▼
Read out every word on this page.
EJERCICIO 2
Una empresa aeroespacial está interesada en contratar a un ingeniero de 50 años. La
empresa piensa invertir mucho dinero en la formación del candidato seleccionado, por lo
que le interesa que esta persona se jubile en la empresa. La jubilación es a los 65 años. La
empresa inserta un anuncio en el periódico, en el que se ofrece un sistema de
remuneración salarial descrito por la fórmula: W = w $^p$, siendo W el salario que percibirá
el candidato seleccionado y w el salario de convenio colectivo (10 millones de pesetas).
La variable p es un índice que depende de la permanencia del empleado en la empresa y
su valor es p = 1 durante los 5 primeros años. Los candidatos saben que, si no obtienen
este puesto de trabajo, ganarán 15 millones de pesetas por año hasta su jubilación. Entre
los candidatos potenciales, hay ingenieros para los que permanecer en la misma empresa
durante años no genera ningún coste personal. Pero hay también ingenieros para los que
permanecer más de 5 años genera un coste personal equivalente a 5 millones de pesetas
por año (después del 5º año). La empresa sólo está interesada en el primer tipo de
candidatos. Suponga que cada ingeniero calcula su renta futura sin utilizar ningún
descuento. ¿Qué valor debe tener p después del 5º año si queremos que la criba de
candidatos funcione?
▲
» Task objective: In the material above, find each line that contains the word "empresa", and select it.

» Response:
Una empresa aeroespacial está interesada en contratar a un ingeniero de 50 años. La
empresa piensa invertir mucho dinero en la formación del candidato seleccionado, por lo
que le interesa que esta persona se jubile en la empresa. La jubilación es a los 65 años. La
empresa inserta un anuncio en el periódico, en el que se ofrece un sistema de
La variable p es un índice que depende de la permanencia del empleado en la empresa y
los candidatos potenciales, hay ingenieros para los que permanecer en la misma empresa
por año (después del 5º año). La empresa sólo está interesada en el primer tipo de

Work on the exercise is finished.